> Directions for this task
Scan the data below for the string "очередь". Copy every line where it appears.

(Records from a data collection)
________________________________________
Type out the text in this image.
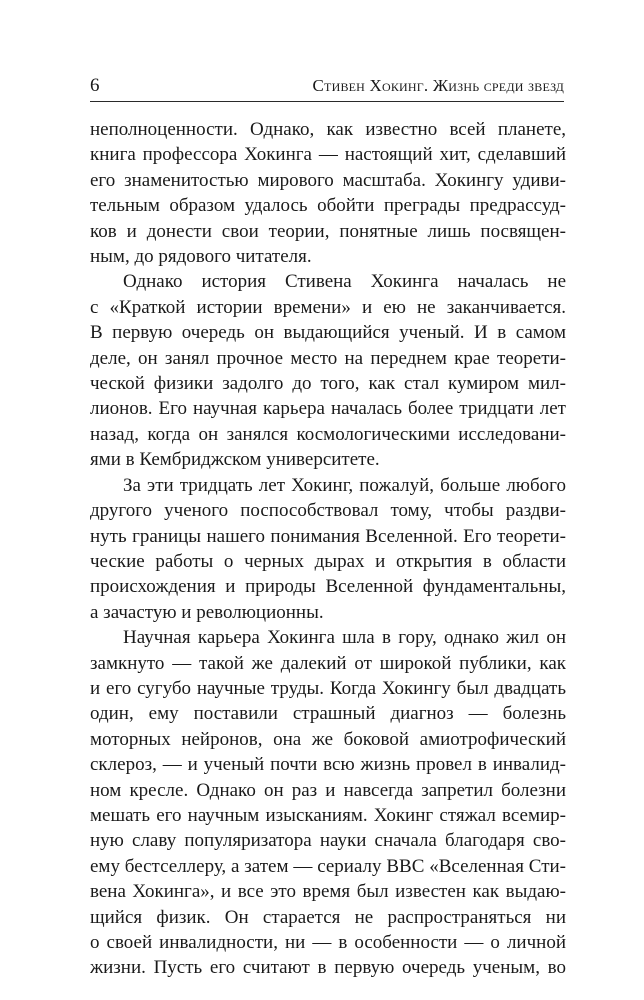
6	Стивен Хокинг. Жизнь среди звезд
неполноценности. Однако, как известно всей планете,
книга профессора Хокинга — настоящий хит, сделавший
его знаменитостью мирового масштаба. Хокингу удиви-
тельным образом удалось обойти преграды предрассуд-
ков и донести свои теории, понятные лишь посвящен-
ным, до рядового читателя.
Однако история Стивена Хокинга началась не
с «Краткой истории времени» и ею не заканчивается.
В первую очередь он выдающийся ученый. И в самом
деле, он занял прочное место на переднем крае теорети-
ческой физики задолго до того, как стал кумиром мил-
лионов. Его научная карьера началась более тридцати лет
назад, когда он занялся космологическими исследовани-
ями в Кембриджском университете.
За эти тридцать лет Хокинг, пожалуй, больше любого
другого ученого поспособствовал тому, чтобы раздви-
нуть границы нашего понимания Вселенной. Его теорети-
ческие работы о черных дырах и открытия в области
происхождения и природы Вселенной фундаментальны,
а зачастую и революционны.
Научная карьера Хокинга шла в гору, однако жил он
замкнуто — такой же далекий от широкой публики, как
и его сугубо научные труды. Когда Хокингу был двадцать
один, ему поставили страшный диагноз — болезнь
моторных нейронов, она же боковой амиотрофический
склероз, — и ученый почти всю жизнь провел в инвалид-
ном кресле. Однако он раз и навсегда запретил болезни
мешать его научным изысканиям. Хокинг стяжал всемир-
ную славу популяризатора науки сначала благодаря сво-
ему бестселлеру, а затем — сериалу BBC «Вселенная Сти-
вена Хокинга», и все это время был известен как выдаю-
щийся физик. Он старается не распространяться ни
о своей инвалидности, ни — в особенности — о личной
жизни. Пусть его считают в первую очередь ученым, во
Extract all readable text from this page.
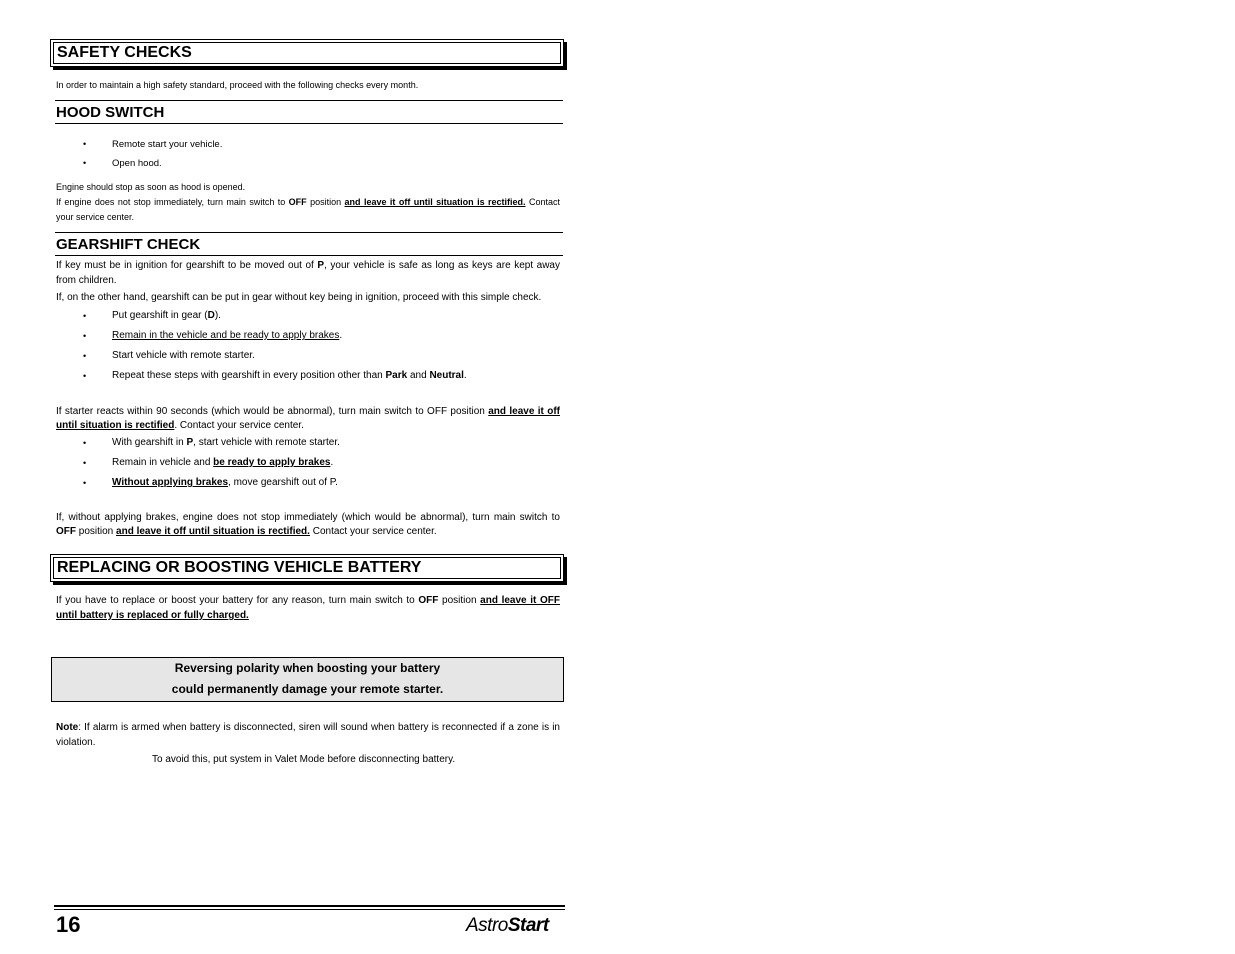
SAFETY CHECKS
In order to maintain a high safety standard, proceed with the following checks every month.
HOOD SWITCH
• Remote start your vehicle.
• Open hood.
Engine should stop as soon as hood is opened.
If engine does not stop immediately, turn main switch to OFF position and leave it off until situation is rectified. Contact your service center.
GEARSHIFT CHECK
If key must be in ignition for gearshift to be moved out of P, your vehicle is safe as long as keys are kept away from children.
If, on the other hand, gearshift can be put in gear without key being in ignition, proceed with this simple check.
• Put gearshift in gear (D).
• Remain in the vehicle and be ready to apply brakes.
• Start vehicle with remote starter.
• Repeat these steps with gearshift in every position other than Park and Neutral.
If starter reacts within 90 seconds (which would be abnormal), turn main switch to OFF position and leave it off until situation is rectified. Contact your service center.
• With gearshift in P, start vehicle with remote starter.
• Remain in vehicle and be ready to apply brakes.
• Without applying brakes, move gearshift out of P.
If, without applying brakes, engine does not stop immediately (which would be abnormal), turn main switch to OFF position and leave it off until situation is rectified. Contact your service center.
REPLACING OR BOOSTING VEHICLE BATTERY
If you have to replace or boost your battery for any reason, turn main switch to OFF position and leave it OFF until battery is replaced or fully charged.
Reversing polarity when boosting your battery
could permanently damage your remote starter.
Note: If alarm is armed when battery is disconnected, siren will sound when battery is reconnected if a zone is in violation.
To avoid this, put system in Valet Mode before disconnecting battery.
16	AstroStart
________________________________________
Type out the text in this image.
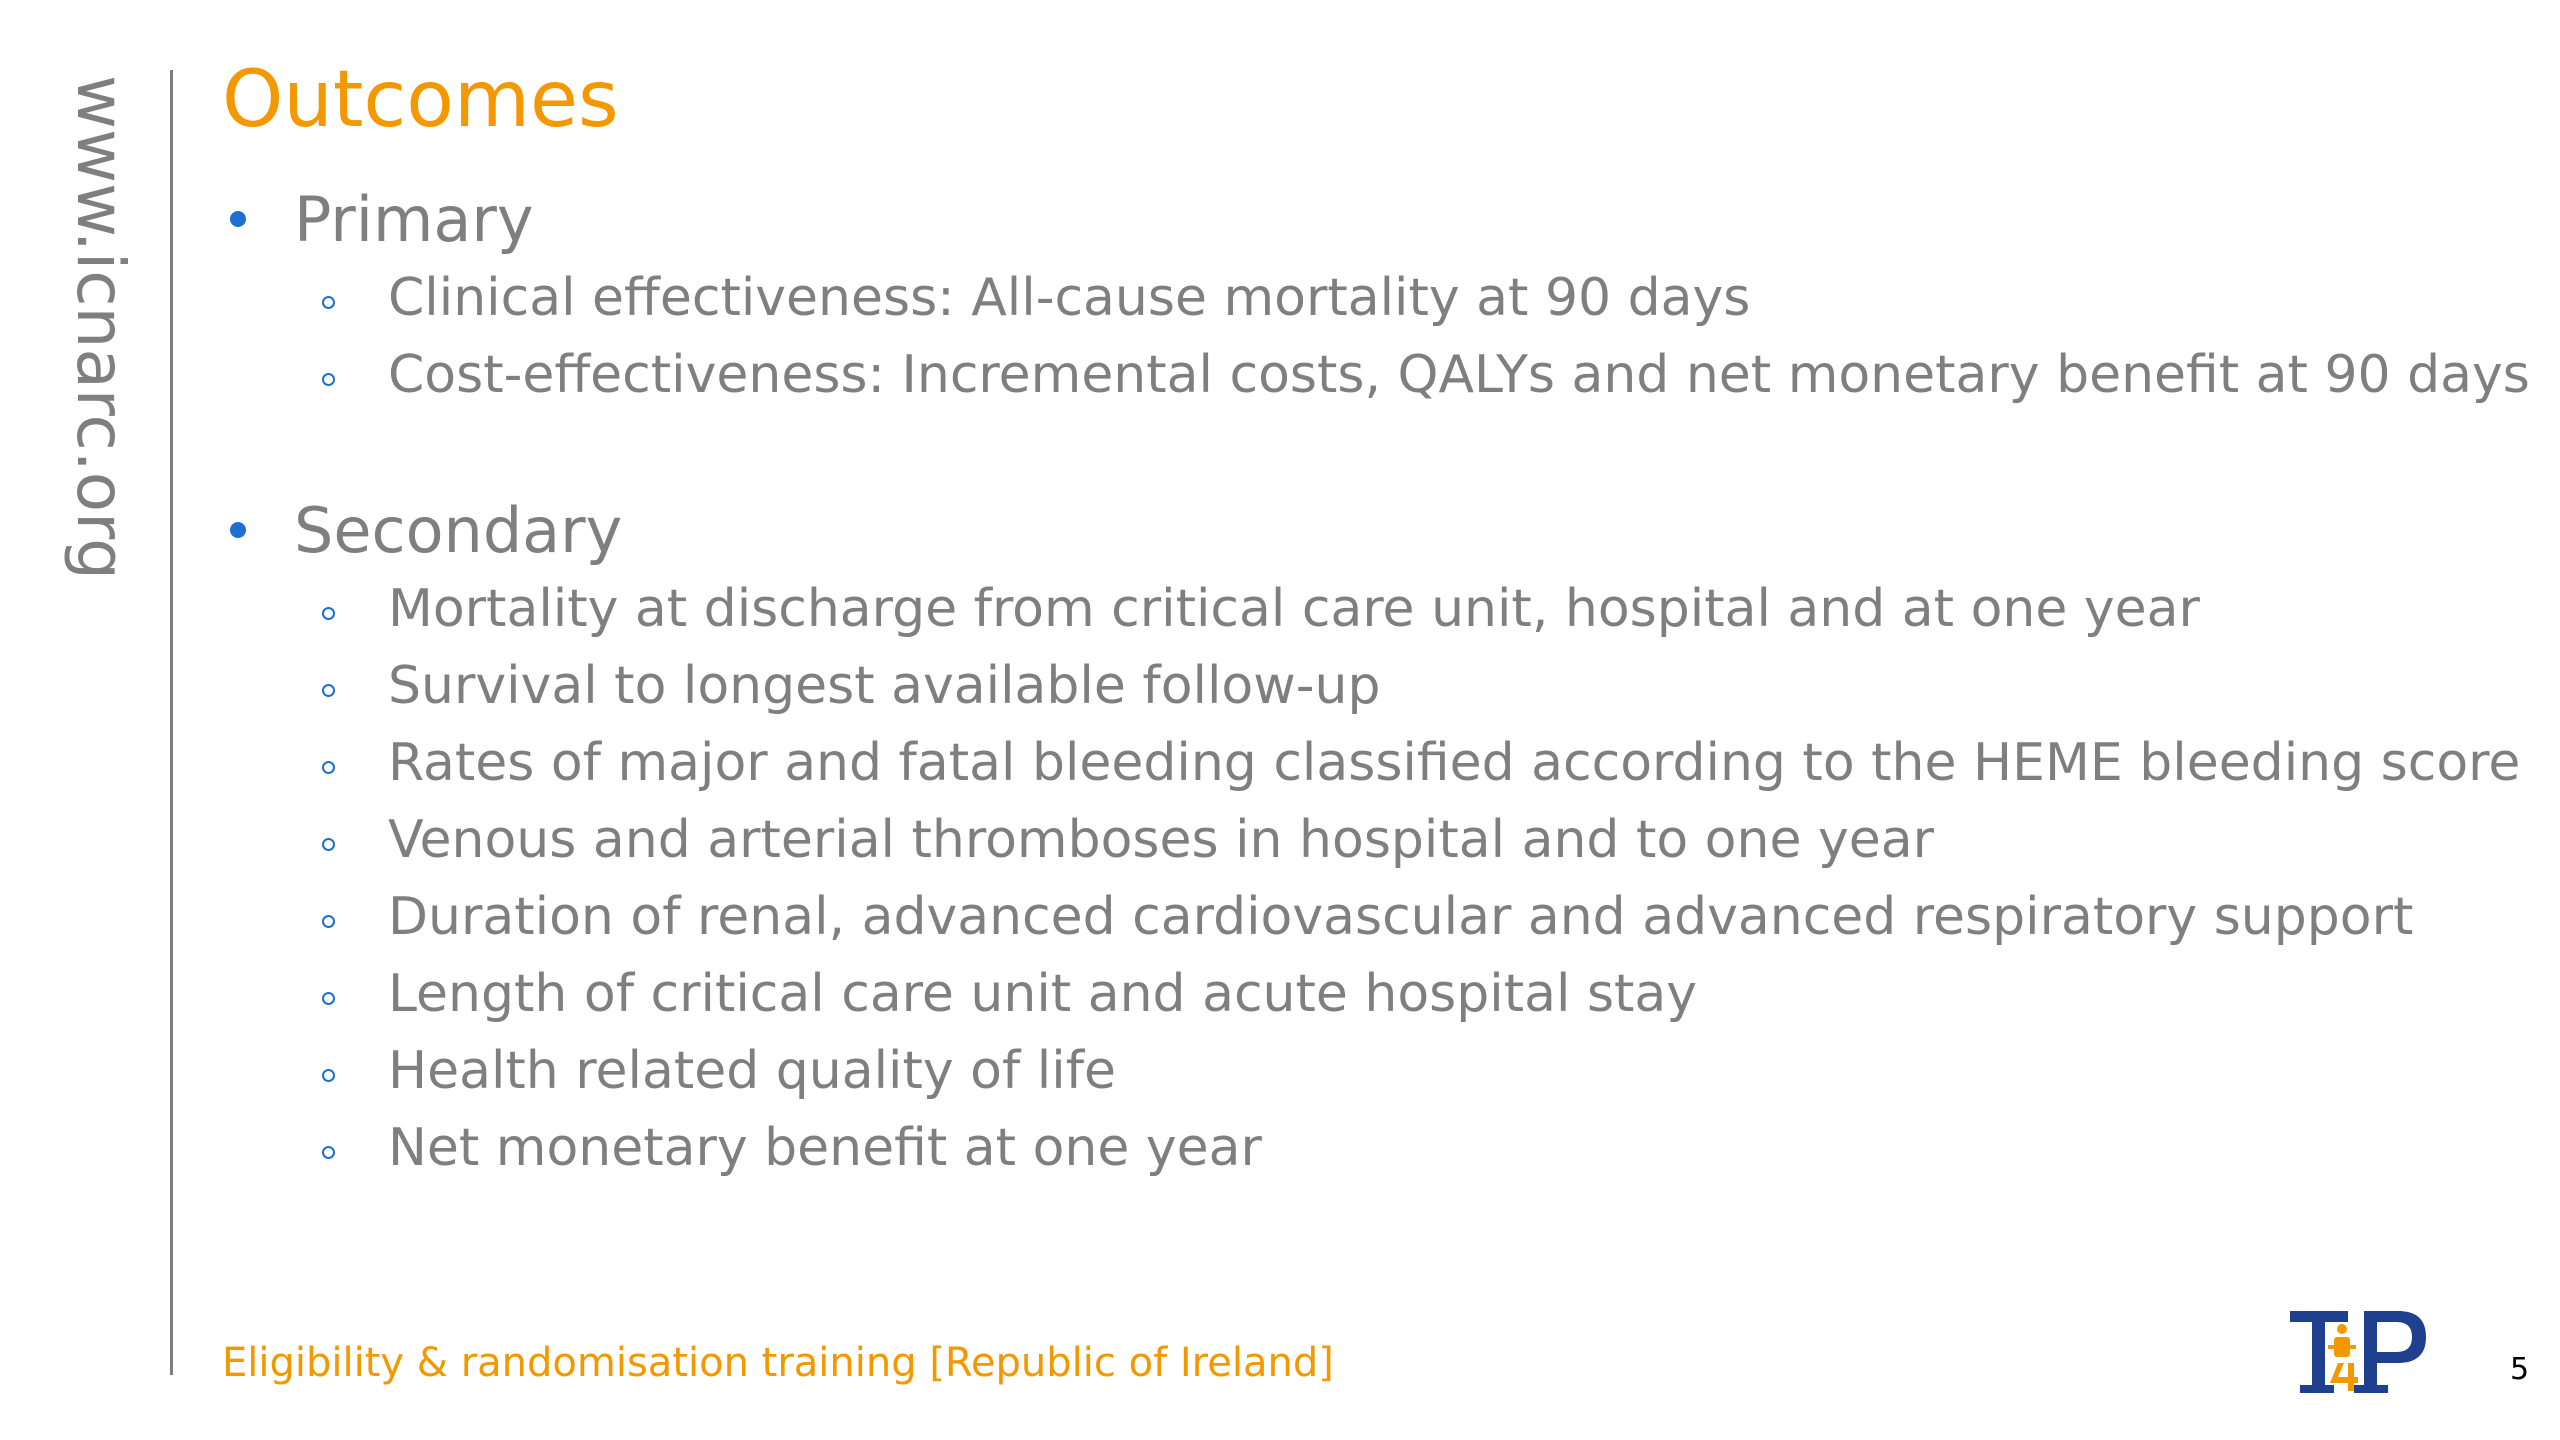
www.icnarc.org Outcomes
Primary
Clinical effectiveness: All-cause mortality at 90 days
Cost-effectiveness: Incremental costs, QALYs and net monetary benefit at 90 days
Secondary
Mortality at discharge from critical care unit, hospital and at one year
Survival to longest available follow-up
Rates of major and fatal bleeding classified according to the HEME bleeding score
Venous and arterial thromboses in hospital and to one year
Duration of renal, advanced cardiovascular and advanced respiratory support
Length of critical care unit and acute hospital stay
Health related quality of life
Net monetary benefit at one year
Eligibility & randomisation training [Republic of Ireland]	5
________________________________________
> Task answer
В первую очередь он выдающийся ученый. И в самом
жизни. Пусть его считают в первую очередь ученым, во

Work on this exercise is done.